Transcribe the entries that follow exactly as they appear, minus pictures.

── DATASET ROWS ──

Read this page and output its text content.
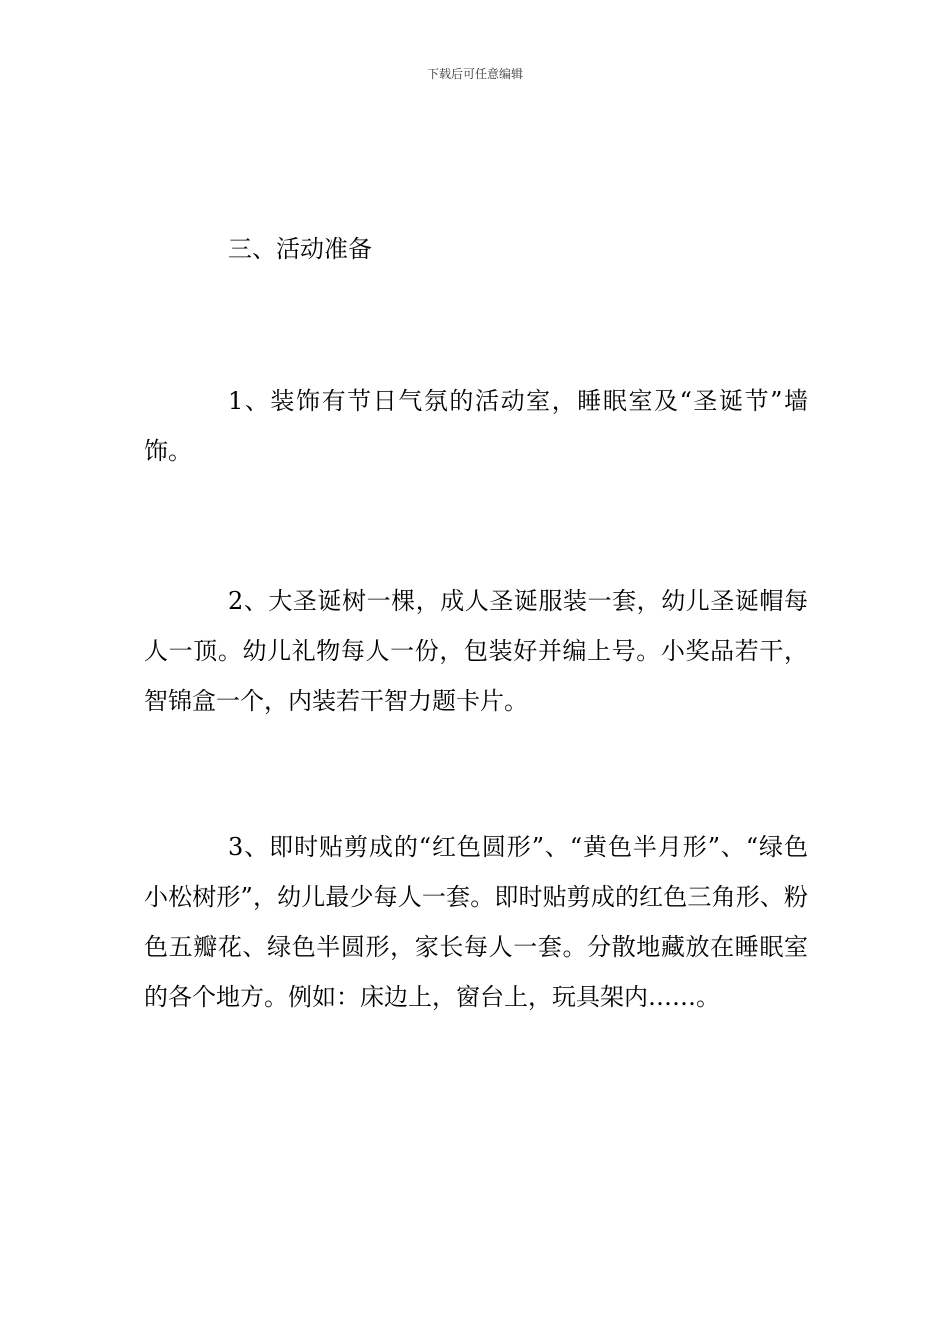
下载后可任意编辑
三、活动准备

1、装饰有节日气氛的活动室，睡眠室及“圣诞节”墙饰。

2、大圣诞树一棵，成人圣诞服装一套，幼儿圣诞帽每人一顶。幼儿礼物每人一份，包装好并编上号。小奖品若干，智锦盒一个，内装若干智力题卡片。

3、即时贴剪成的“红色圆形”、“黄色半月形”、“绿色小松树形”，幼儿最少每人一套。即时贴剪成的红色三角形、粉色五瓣花、绿色半圆形，家长每人一套。分散地藏放在睡眠室的各个地方。例如：床边上，窗台上，玩具架内……。
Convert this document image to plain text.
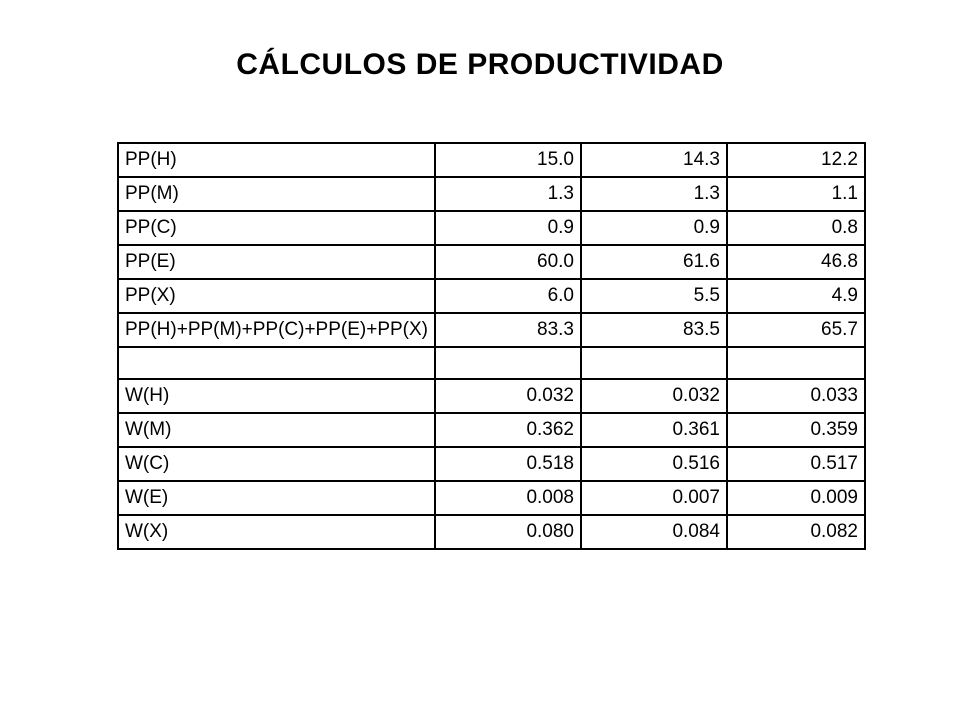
CÁLCULOS DE PRODUCTIVIDAD
PP(H)	15.0	14.3	12.2
PP(M)	1.3	1.3	1.1
PP(C)	0.9	0.9	0.8
PP(E)	60.0	61.6	46.8
PP(X)	6.0	5.5	4.9
PP(H)+PP(M)+PP(C)+PP(E)+PP(X)	83.3	83.5	65.7

W(H)	0.032	0.032	0.033
W(M)	0.362	0.361	0.359
W(C)	0.518	0.516	0.517
W(E)	0.008	0.007	0.009
W(X)	0.080	0.084	0.082
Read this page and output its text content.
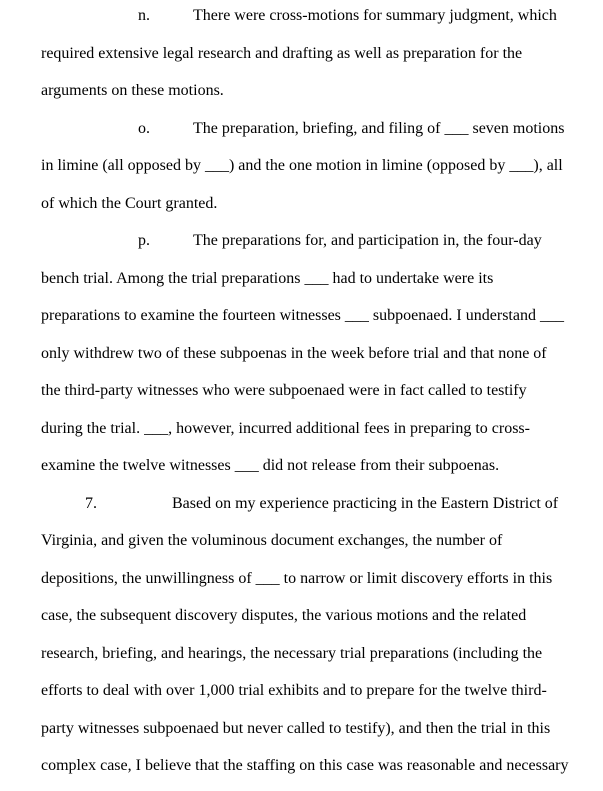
n.	There were cross-motions for summary judgment, which
required extensive legal research and drafting as well as preparation for the
arguments on these motions.
o.	The preparation, briefing, and filing of ___ seven motions
in limine (all opposed by ___) and the one motion in limine (opposed by ___), all
of which the Court granted.
p.	The preparations for, and participation in, the four-day
bench trial. Among the trial preparations ___ had to undertake were its
preparations to examine the fourteen witnesses ___ subpoenaed. I understand ___
only withdrew two of these subpoenas in the week before trial and that none of
the third-party witnesses who were subpoenaed were in fact called to testify
during the trial. ___, however, incurred additional fees in preparing to cross-
examine the twelve witnesses ___ did not release from their subpoenas.
7.	Based on my experience practicing in the Eastern District of
Virginia, and given the voluminous document exchanges, the number of
depositions, the unwillingness of ___ to narrow or limit discovery efforts in this
case, the subsequent discovery disputes, the various motions and the related
research, briefing, and hearings, the necessary trial preparations (including the
efforts to deal with over 1,000 trial exhibits and to prepare for the twelve third-
party witnesses subpoenaed but never called to testify), and then the trial in this
complex case, I believe that the staffing on this case was reasonable and necessary
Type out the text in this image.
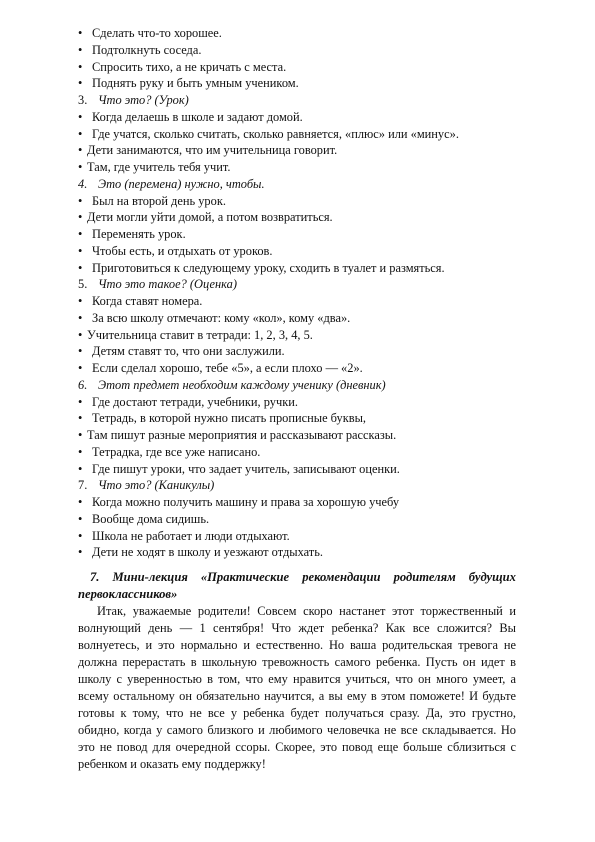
• Сделать что-то хорошее.
• Подтолкнуть соседа.
• Спросить тихо, а не кричать с места.
• Поднять руку и быть умным учеником.
3. Что это? (Урок)
• Когда делаешь в школе и задают домой.
• Где учатся, сколько считать, сколько равняется, «плюс» или «минус».
• Дети занимаются, что им учительница говорит.
• Там, где учитель тебя учит.
4. Это (перемена) нужно, чтобы.
• Был на второй день урок.
• Дети могли уйти домой, а потом возвратиться.
• Переменять урок.
• Чтобы есть, и отдыхать от уроков.
• Приготовиться к следующему уроку, сходить в туалет и размяться.
5. Что это такое? (Оценка)
• Когда ставят номера.
• За всю школу отмечают: кому «кол», кому «два».
• Учительница ставит в тетради: 1, 2, 3, 4, 5.
• Детям ставят то, что они заслужили.
• Если сделал хорошо, тебе «5», а если плохо — «2».
6. Этот предмет необходим каждому ученику (дневник)
• Где достают тетради, учебники, ручки.
• Тетрадь, в которой нужно писать прописные буквы,
• Там пишут разные мероприятия и рассказывают рассказы.
• Тетрадка, где все уже написано.
• Где пишут уроки, что задает учитель, записывают оценки.
7. Что это? (Каникулы)
• Когда можно получить машину и права за хорошую учебу
• Вообще дома сидишь.
• Школа не работает и люди отдыхают.
• Дети не ходят в школу и уезжают отдыхать.
7. Мини-лекция «Практические рекомендации родителям будущих
первоклассников»
Итак, уважаемые родители! Совсем скоро настанет этот торжественный и волнующий день — 1 сентября! Что ждет ребенка? Как все сложится? Вы волнуетесь, и это нормально и естественно. Но ваша родительская тревога не должна перерастать в школьную тревожность самого ребенка. Пусть он идет в школу с уверенностью в том, что ему нравится учиться, что он много умеет, а всему остальному он обязательно научится, а вы ему в этом поможете! И будьте готовы к тому, что не все у ребенка будет получаться сразу. Да, это грустно, обидно, когда у самого близкого и любимого человечка не все складывается. Но это не повод для очередной ссоры. Скорее, это повод еще больше сблизиться с ребенком и оказать ему поддержку!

───

- SOLUTION FOR THIS TASK
Read this page and output its text content.
下载后可任意编辑
三、活动准备

1、装饰有节日气氛的活动室，睡眠室及“圣诞节”墙饰。

2、大圣诞树一棵，成人圣诞服装一套，幼儿圣诞帽每人一顶。幼儿礼物每人一份，包装好并编上号。小奖品若干，智锦盒一个，内装若干智力题卡片。

3、即时贴剪成的“红色圆形”、“黄色半月形”、“绿色小松树形”，幼儿最少每人一套。即时贴剪成的红色三角形、粉色五瓣花、绿色半圆形，家长每人一套。分散地藏放在睡眠室的各个地方。例如：床边上，窗台上，玩具架内……。
Convert this document image to plain text.
CÁLCULOS DE PRODUCTIVIDAD
PP(H)	15.0	14.3	12.2
PP(M)	1.3	1.3	1.1
PP(C)	0.9	0.9	0.8
PP(E)	60.0	61.6	46.8
PP(X)	6.0	5.5	4.9
PP(H)+PP(M)+PP(C)+PP(E)+PP(X)	83.3	83.5	65.7

W(H)	0.032	0.032	0.033
W(M)	0.362	0.361	0.359
W(C)	0.518	0.516	0.517
W(E)	0.008	0.007	0.009
W(X)	0.080	0.084	0.082
Read this page and output its text content.
n.	There were cross-motions for summary judgment, which
required extensive legal research and drafting as well as preparation for the
arguments on these motions.
o.	The preparation, briefing, and filing of ___ seven motions
in limine (all opposed by ___) and the one motion in limine (opposed by ___), all
of which the Court granted.
p.	The preparations for, and participation in, the four-day
bench trial. Among the trial preparations ___ had to undertake were its
preparations to examine the fourteen witnesses ___ subpoenaed. I understand ___
only withdrew two of these subpoenas in the week before trial and that none of
the third-party witnesses who were subpoenaed were in fact called to testify
during the trial. ___, however, incurred additional fees in preparing to cross-
examine the twelve witnesses ___ did not release from their subpoenas.
7.	Based on my experience practicing in the Eastern District of
Virginia, and given the voluminous document exchanges, the number of
depositions, the unwillingness of ___ to narrow or limit discovery efforts in this
case, the subsequent discovery disputes, the various motions and the related
research, briefing, and hearings, the necessary trial preparations (including the
efforts to deal with over 1,000 trial exhibits and to prepare for the twelve third-
party witnesses subpoenaed but never called to testify), and then the trial in this
complex case, I believe that the staffing on this case was reasonable and necessary
Type out the text in this image.
• Сделать что-то хорошее.
• Подтолкнуть соседа.
• Спросить тихо, а не кричать с места.
• Поднять руку и быть умным учеником.
3. Что это? (Урок)
• Когда делаешь в школе и задают домой.
• Где учатся, сколько считать, сколько равняется, «плюс» или «минус».
• Дети занимаются, что им учительница говорит.
• Там, где учитель тебя учит.
4. Это (перемена) нужно, чтобы.
• Был на второй день урок.
• Дети могли уйти домой, а потом возвратиться.
• Переменять урок.
• Чтобы есть, и отдыхать от уроков.
• Приготовиться к следующему уроку, сходить в туалет и размяться.
5. Что это такое? (Оценка)
• Когда ставят номера.
• За всю школу отмечают: кому «кол», кому «два».
• Учительница ставит в тетради: 1, 2, 3, 4, 5.
• Детям ставят то, что они заслужили.
• Если сделал хорошо, тебе «5», а если плохо — «2».
6. Этот предмет необходим каждому ученику (дневник)
• Где достают тетради, учебники, ручки.
• Тетрадь, в которой нужно писать прописные буквы,
• Там пишут разные мероприятия и рассказывают рассказы.
• Тетрадка, где все уже написано.
• Где пишут уроки, что задает учитель, записывают оценки.
7. Что это? (Каникулы)
• Когда можно получить машину и права за хорошую учебу
• Вообще дома сидишь.
• Школа не работает и люди отдыхают.
• Дети не ходят в школу и уезжают отдыхать.
7. Мини-лекция «Практические рекомендации родителям будущих
первоклассников»
Итак, уважаемые родители! Совсем скоро настанет этот торжественный и волнующий день — 1 сентября! Что ждет ребенка? Как все сложится? Вы волнуетесь, и это нормально и естественно. Но ваша родительская тревога не должна перерастать в школьную тревожность самого ребенка. Пусть он идет в школу с уверенностью в том, что ему нравится учиться, что он много умеет, а всему остальному он обязательно научится, а вы ему в этом поможете! И будьте готовы к тому, что не все у ребенка будет получаться сразу. Да, это грустно, обидно, когда у самого близкого и любимого человечка не все складывается. Но это не повод для очередной ссоры. Скорее, это повод еще больше сблизиться с ребенком и оказать ему поддержку!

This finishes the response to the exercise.